* [Tareas pendientes]:
• 1. Reproduce tal cual el pasaje de la columna sobre la bandera de Canadá que empieza con "Traigo a colación" y sigue hasta "el respeto mutuo.".
• 2. Retoma la columna sobre la bandera de Canadá a partir de su última oración y continúa escribiéndola.

Tomada de la edición impresa del 25 de mayo del 2008

La hoja del arce

MANOLO SARMIENTO
Columnista
msarmiento@telegrafo.com.ec


La actual bandera del Canadá se izó por primera vez el 15 de febrero de 1965. El debate que antecedió su diseño y aprobación fue complejo y acalorado. He visto unas imágenes de archivo en las que el Primer Ministro Lester Pearson defiende la idea de una nueva bandera frente a una audiencia de dos mil legionarios de ascendencia británica que lo pifian por su propuesta de abandonar la vieja bandera roja en la cual ocupaba un lugar destacado el “Union Jack”, nombre con que se conoce la bandera del Reino Unido. Pearson proponía abandonar una bandera en la que no se sentían representados ni los francófonos, ni los pueblos nativos, ni los inmigrantes. El parlamento recibió 3.541 propuestas, de las cuales 2.136 contenían una hoja de arce, 408 contenían “Union Jacks”, 389 un castor y 359 una flor de lis. La flor de lis representa a la nobleza francesa y el castor es un mamífero nativo de América del Norte. Después de 35 “tormentosas reuniones” –cito un artículo de la web– se aprobó el diseño de la hoja de arce.

Traigo a colación este hecho para defender la propuesta de la asambleísta Tania Hermida de repensar los llamados símbolos patrios. La plurinacionalidad del Estado ecuatoriano que la nueva Constitución propone, vuelve impostergable el debate sobre los símbolos que representan a la nación ecuatoriana. A fin de cuentas, la nación no es otra cosa que una construcción simbólica. Es un debate esencial si hemos de tomar en serio la plurinacionalidad. ¿Por qué habrían de aceptar como propios el pueblo shuar o el pueblo quichua los símbolos actuales? ¿Qué vínculo puede haber entre la simbología de origen romano que adorna al actual escudo y la cosmología awá? La plurinacionalidad es el más ambicioso reto de nuestra historia. La plurinacionalidad es el desafío humanista de cohabitar en paz construyendo el respeto mutuo.

* [Registros]:
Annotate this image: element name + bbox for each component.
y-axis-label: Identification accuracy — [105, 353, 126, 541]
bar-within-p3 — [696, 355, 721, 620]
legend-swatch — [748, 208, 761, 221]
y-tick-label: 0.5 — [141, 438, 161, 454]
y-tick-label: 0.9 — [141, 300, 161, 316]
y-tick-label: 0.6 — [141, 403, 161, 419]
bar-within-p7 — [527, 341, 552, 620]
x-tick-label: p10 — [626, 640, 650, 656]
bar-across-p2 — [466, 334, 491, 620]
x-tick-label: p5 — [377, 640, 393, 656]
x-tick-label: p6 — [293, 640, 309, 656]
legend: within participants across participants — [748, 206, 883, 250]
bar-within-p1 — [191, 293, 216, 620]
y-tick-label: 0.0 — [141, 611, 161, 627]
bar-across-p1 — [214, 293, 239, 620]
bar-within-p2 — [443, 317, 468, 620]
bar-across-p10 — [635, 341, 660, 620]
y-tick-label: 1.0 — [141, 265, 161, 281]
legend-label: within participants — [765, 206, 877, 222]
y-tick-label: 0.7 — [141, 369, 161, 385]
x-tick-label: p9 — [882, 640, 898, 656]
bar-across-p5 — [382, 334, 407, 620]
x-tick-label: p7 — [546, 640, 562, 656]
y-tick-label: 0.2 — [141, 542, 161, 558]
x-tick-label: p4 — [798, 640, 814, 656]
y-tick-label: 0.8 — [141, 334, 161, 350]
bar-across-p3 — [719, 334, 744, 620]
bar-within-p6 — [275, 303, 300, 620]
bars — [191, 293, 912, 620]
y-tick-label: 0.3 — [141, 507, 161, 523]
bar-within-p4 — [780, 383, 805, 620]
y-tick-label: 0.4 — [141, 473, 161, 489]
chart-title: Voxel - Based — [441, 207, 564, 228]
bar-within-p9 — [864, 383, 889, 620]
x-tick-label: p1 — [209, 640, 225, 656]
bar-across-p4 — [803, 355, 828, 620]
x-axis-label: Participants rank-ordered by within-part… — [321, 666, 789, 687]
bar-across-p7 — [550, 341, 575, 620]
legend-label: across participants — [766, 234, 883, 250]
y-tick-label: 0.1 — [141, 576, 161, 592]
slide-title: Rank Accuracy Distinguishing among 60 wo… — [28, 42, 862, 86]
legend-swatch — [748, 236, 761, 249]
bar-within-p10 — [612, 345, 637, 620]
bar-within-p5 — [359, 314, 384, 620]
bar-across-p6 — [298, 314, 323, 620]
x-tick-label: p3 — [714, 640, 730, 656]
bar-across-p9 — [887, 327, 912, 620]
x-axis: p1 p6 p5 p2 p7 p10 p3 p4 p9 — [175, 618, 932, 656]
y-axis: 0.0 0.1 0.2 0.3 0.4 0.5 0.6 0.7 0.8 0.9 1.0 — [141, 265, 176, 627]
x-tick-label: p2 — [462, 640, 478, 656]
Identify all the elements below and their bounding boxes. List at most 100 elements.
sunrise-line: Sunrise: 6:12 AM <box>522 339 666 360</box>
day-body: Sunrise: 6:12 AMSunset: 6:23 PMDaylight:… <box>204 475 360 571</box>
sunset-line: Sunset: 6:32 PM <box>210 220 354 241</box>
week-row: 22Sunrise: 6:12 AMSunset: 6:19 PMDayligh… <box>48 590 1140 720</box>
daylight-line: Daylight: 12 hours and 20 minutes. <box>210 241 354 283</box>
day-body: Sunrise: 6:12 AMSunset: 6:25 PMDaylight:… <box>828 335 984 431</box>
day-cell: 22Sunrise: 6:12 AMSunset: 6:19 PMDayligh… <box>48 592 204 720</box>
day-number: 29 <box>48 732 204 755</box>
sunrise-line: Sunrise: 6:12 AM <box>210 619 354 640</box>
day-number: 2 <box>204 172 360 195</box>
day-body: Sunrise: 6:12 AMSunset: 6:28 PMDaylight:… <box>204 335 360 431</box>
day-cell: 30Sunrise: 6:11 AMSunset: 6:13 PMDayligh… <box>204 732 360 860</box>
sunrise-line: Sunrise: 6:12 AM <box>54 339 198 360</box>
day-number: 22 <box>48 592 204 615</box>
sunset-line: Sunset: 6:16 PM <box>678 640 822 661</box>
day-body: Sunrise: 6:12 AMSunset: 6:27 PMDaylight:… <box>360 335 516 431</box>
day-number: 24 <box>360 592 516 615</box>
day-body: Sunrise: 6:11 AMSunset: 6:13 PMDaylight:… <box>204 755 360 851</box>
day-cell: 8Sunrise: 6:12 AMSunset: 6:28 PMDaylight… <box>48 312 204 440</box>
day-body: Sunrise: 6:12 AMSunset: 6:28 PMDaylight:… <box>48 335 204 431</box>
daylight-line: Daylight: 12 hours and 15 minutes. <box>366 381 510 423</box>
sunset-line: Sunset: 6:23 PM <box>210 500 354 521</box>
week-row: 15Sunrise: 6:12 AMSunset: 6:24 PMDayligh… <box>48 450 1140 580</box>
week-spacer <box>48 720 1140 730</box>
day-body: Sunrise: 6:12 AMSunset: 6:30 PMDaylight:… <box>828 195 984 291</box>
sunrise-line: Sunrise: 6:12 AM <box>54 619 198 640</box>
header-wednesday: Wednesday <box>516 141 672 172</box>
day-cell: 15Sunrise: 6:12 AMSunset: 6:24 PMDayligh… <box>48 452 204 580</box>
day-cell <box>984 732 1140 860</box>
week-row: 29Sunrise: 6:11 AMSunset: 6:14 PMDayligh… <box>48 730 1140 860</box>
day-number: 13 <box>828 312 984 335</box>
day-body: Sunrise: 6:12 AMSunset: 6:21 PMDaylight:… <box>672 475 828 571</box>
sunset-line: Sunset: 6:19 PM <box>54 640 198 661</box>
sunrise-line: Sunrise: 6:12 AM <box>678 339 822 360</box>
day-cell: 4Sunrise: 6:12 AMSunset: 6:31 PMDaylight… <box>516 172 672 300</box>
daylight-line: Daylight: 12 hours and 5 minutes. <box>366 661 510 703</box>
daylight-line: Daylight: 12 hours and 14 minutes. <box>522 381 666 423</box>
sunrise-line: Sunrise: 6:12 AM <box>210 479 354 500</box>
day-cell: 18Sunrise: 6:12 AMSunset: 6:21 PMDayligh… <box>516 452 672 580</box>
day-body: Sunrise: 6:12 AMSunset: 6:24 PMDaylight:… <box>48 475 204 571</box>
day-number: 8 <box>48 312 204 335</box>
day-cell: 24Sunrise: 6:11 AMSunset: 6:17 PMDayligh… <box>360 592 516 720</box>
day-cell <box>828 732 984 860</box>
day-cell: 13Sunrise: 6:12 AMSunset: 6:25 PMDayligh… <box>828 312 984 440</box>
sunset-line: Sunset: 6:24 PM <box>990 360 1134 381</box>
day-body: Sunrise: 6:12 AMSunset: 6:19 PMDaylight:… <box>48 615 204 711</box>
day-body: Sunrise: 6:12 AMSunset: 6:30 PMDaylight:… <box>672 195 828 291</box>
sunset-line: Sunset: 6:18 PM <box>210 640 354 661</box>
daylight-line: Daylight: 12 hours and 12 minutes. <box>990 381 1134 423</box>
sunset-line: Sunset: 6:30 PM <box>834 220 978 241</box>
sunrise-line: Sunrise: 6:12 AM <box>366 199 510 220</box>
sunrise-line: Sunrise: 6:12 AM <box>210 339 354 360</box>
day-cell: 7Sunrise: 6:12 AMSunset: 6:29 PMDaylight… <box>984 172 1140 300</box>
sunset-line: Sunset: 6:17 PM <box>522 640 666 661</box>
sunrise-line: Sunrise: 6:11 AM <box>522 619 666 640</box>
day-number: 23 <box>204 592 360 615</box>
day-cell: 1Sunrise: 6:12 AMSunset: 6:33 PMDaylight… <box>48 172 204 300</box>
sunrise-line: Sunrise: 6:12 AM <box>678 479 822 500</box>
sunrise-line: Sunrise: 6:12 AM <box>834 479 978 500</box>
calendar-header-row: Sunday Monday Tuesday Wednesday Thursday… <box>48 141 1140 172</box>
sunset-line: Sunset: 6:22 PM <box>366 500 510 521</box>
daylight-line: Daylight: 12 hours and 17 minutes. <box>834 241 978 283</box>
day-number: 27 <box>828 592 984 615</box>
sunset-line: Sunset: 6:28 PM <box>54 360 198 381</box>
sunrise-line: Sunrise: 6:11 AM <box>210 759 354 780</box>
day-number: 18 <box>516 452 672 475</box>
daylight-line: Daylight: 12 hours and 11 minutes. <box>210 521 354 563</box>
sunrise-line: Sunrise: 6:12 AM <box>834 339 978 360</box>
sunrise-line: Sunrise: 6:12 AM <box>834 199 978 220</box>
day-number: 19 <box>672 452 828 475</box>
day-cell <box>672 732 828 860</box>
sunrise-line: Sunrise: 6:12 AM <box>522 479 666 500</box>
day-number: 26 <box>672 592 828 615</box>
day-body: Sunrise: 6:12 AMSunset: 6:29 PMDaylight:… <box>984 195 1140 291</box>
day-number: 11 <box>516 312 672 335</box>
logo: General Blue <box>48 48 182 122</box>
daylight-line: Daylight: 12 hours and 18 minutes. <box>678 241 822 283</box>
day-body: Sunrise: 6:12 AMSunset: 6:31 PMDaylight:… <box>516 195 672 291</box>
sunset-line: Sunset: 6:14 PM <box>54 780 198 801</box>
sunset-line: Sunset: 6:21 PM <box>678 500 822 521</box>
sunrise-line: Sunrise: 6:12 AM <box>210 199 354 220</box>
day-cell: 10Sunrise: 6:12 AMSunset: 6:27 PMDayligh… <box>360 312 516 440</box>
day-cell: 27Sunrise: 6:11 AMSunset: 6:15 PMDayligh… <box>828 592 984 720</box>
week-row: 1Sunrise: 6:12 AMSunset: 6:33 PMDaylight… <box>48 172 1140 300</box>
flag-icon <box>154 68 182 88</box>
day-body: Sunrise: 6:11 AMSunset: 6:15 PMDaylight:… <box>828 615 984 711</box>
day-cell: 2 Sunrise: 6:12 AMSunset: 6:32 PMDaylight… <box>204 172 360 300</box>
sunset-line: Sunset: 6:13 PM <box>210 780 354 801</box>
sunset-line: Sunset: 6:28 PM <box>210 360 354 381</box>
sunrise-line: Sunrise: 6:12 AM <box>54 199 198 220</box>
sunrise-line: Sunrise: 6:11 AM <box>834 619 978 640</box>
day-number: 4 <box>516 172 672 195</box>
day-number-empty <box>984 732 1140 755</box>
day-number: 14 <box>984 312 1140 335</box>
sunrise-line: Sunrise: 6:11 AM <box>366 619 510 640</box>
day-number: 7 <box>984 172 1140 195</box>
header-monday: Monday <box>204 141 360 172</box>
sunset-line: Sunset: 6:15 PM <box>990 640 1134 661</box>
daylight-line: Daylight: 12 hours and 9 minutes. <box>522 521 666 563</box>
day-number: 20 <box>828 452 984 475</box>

* [Respuestas por tarea]:
• 1.
Traigo a colación este hecho para defender la propuesta de la asambleísta Tania Hermida de repensar los llamados símbolos patrios. La plurinacionalidad del Estado ecuatoriano que la nueva Constitución propone, vuelve impostergable el debate sobre los símbolos que representan a la nación ecuatoriana. A fin de cuentas, la nación no es otra cosa que una construcción simbólica. Es un debate esencial si hemos de tomar en serio la plurinacionalidad. ¿Por qué habrían de aceptar como propios el pueblo shuar o el pueblo quichua los símbolos actuales? ¿Qué vínculo puede haber entre la simbología de origen romano que adorna al actual escudo y la cosmología awá? La plurinacionalidad es el más ambicioso reto de nuestra historia. La plurinacionalidad es el desafío humanista de cohabitar en paz construyendo el respeto mutuo.

• 2.
“La plurinacionalidad del Estado vuelve impostergable el debate sobre los símbolos”

“¿No vibra usted cuando escucha las notas del himno nacional?”, le decía el periodista Jorge Ortiz a Tania Hermida la semana pasada. La ingenuidad de Ortiz, que comenzó a declamar en vivo las letras de los himnos de diferentes naciones, terminando con el tarareo –¡en francés!– de La Marsellesa, “¡a las armas ciudadanos!”, solo evidencia cuan sólido es el vínculo que une a los actuales símbolos de la ecuatorianidad con el status quo que entroniza a gente como Ortiz. También lo evidencia el temor que despertó de inmediato en el Gobierno la probable impopularidad de la idea.

El Presidente de la República descartó sin más trámite el debate en una tarima popular –“¡A quién se le va a ocurrir cambiar los símbolos patrios!”– y enseguida dispuso que los asambleístas de PAIS debían consultar previamente con el partido todas sus propuestas. Es decir: Tania, por favor, no vuelvas a hablar de símbolos.

Así ocurrió también en el Canadá, hasta que un Primer Ministro decidió afrontar pifias y abucheos porque comprendió que la diversidad de su país demandaba símbolos que consolidasen la unidad. Hoy, la hoja del arce ondea en la bandera del Canadá, aunque los viejos legionarios sigan añorando el Union Jack.